- [Aim of the exercise] Output the material beneath exactly, leaving nothing out.

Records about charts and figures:
..........

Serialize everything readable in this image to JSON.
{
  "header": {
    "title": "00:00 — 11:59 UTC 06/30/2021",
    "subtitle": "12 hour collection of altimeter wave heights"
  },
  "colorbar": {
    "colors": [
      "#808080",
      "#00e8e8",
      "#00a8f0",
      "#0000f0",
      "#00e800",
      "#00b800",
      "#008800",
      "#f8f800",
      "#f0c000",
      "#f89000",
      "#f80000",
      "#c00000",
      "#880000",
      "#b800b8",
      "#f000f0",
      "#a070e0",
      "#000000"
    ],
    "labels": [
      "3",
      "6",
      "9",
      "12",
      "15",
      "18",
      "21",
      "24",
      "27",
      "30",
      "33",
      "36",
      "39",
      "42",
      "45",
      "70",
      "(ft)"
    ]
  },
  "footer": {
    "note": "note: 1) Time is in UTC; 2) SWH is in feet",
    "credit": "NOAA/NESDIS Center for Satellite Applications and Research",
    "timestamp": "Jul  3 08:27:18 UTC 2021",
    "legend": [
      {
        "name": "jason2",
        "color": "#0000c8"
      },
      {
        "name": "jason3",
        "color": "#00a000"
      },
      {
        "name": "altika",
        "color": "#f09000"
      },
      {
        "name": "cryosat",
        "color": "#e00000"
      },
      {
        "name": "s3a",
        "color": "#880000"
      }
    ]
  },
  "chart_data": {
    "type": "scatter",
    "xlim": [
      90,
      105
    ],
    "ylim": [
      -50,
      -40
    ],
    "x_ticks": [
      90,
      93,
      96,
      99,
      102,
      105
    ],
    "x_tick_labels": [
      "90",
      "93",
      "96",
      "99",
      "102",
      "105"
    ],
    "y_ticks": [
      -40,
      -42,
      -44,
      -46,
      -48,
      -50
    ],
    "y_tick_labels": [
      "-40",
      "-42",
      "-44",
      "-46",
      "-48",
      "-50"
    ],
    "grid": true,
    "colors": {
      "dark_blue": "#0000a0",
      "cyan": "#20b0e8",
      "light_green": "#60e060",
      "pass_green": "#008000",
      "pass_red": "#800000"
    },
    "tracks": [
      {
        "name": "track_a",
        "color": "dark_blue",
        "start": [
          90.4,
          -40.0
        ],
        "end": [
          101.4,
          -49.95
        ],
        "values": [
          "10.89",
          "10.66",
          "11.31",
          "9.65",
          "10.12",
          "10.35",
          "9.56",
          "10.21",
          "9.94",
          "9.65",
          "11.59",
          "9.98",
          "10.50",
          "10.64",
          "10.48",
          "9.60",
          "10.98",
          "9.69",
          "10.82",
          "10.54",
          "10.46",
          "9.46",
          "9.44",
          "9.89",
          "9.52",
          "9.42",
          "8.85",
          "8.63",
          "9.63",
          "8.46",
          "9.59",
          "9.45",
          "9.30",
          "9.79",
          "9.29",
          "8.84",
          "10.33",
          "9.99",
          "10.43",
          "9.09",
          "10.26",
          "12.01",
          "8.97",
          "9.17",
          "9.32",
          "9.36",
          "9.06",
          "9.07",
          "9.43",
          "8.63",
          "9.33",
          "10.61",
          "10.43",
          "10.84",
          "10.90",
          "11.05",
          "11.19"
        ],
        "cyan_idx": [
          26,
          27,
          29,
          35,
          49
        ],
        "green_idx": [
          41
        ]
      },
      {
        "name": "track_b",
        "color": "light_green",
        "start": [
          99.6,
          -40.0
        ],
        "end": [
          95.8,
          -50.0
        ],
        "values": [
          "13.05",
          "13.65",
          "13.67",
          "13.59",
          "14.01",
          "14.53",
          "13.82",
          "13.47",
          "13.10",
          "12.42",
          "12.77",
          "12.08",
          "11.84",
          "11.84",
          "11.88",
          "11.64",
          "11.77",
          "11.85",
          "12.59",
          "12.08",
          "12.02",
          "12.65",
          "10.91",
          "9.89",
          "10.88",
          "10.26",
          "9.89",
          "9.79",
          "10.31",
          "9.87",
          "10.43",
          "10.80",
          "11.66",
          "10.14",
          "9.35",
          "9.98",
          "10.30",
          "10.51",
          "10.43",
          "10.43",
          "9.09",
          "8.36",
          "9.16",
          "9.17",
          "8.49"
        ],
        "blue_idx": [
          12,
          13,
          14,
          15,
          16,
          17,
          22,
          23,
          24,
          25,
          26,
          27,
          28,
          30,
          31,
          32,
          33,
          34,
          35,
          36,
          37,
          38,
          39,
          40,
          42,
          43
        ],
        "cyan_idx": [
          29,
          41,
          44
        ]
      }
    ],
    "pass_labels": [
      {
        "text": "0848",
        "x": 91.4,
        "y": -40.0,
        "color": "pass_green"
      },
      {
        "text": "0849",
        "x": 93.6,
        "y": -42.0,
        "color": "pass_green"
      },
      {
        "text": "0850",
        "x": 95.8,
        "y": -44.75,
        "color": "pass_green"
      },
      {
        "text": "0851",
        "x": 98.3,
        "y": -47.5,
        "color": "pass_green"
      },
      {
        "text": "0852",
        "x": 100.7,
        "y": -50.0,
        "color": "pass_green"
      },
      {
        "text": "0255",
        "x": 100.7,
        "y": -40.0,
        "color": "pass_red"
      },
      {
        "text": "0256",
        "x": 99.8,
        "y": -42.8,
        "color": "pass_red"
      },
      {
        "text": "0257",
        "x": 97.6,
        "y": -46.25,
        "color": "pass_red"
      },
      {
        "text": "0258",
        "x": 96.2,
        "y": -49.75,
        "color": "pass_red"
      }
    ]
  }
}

..........

- [Right answer]
Serialize everything readable in this image to JSON.
{
  "header": {
    "title": "00:00 — 11:59 UTC 06/30/2021",
    "subtitle": "12 hour collection of altimeter wave heights"
  },
  "colorbar": {
    "colors": [
      "#808080",
      "#00e8e8",
      "#00a8f0",
      "#0000f0",
      "#00e800",
      "#00b800",
      "#008800",
      "#f8f800",
      "#f0c000",
      "#f89000",
      "#f80000",
      "#c00000",
      "#880000",
      "#b800b8",
      "#f000f0",
      "#a070e0",
      "#000000"
    ],
    "labels": [
      "3",
      "6",
      "9",
      "12",
      "15",
      "18",
      "21",
      "24",
      "27",
      "30",
      "33",
      "36",
      "39",
      "42",
      "45",
      "70",
      "(ft)"
    ]
  },
  "footer": {
    "note": "note: 1) Time is in UTC; 2) SWH is in feet",
    "credit": "NOAA/NESDIS Center for Satellite Applications and Research",
    "timestamp": "Jul  3 08:27:18 UTC 2021",
    "legend": [
      {
        "name": "jason2",
        "color": "#0000c8"
      },
      {
        "name": "jason3",
        "color": "#00a000"
      },
      {
        "name": "altika",
        "color": "#f09000"
      },
      {
        "name": "cryosat",
        "color": "#e00000"
      },
      {
        "name": "s3a",
        "color": "#880000"
      }
    ]
  },
  "chart_data": {
    "type": "scatter",
    "xlim": [
      90,
      105
    ],
    "ylim": [
      -50,
      -40
    ],
    "x_ticks": [
      90,
      93,
      96,
      99,
      102,
      105
    ],
    "x_tick_labels": [
      "90",
      "93",
      "96",
      "99",
      "102",
      "105"
    ],
    "y_ticks": [
      -40,
      -42,
      -44,
      -46,
      -48,
      -50
    ],
    "y_tick_labels": [
      "-40",
      "-42",
      "-44",
      "-46",
      "-48",
      "-50"
    ],
    "grid": true,
    "colors": {
      "dark_blue": "#0000a0",
      "cyan": "#20b0e8",
      "light_green": "#60e060",
      "pass_green": "#008000",
      "pass_red": "#800000"
    },
    "tracks": [
      {
        "name": "track_a",
        "color": "dark_blue",
        "start": [
          90.4,
          -40.0
        ],
        "end": [
          101.4,
          -49.95
        ],
        "values": [
          "10.89",
          "10.66",
          "11.31",
          "9.65",
          "10.12",
          "10.35",
          "9.56",
          "10.21",
          "9.94",
          "9.65",
          "11.59",
          "9.98",
          "10.50",
          "10.64",
          "10.48",
          "9.60",
          "10.98",
          "9.69",
          "10.82",
          "10.54",
          "10.46",
          "9.46",
          "9.44",
          "9.89",
          "9.52",
          "9.42",
          "8.85",
          "8.63",
          "9.63",
          "8.46",
          "9.59",
          "9.45",
          "9.30",
          "9.79",
          "9.29",
          "8.84",
          "10.33",
          "9.99",
          "10.43",
          "9.09",
          "10.26",
          "12.01",
          "8.97",
          "9.17",
          "9.32",
          "9.36",
          "9.06",
          "9.07",
          "9.43",
          "8.63",
          "9.33",
          "10.61",
          "10.43",
          "10.84",
          "10.90",
          "11.05",
          "11.19"
        ],
        "cyan_idx": [
          26,
          27,
          29,
          35,
          49
        ],
        "green_idx": [
          41
        ]
      },
      {
        "name": "track_b",
        "color": "light_green",
        "start": [
          99.6,
          -40.0
        ],
        "end": [
          95.8,
          -50.0
        ],
        "values": [
          "13.05",
          "13.65",
          "13.67",
          "13.59",
          "14.01",
          "14.53",
          "13.82",
          "13.47",
          "13.10",
          "12.42",
          "12.77",
          "12.08",
          "11.84",
          "11.84",
          "11.88",
          "11.64",
          "11.77",
          "11.85",
          "12.59",
          "12.08",
          "12.02",
          "12.65",
          "10.91",
          "9.89",
          "10.88",
          "10.26",
          "9.89",
          "9.79",
          "10.31",
          "9.87",
          "10.43",
          "10.80",
          "11.66",
          "10.14",
          "9.35",
          "9.98",
          "10.30",
          "10.51",
          "10.43",
          "10.43",
          "9.09",
          "8.36",
          "9.16",
          "9.17",
          "8.49"
        ],
        "blue_idx": [
          12,
          13,
          14,
          15,
          16,
          17,
          22,
          23,
          24,
          25,
          26,
          27,
          28,
          30,
          31,
          32,
          33,
          34,
          35,
          36,
          37,
          38,
          39,
          40,
          42,
          43
        ],
        "cyan_idx": [
          29,
          41,
          44
        ]
      }
    ],
    "pass_labels": [
      {
        "text": "0848",
        "x": 91.4,
        "y": -40.0,
        "color": "pass_green"
      },
      {
        "text": "0849",
        "x": 93.6,
        "y": -42.0,
        "color": "pass_green"
      },
      {
        "text": "0850",
        "x": 95.8,
        "y": -44.75,
        "color": "pass_green"
      },
      {
        "text": "0851",
        "x": 98.3,
        "y": -47.5,
        "color": "pass_green"
      },
      {
        "text": "0852",
        "x": 100.7,
        "y": -50.0,
        "color": "pass_green"
      },
      {
        "text": "0255",
        "x": 100.7,
        "y": -40.0,
        "color": "pass_red"
      },
      {
        "text": "0256",
        "x": 99.8,
        "y": -42.8,
        "color": "pass_red"
      },
      {
        "text": "0257",
        "x": 97.6,
        "y": -46.25,
        "color": "pass_red"
      },
      {
        "text": "0258",
        "x": 96.2,
        "y": -49.75,
        "color": "pass_red"
      }
    ]
  }
}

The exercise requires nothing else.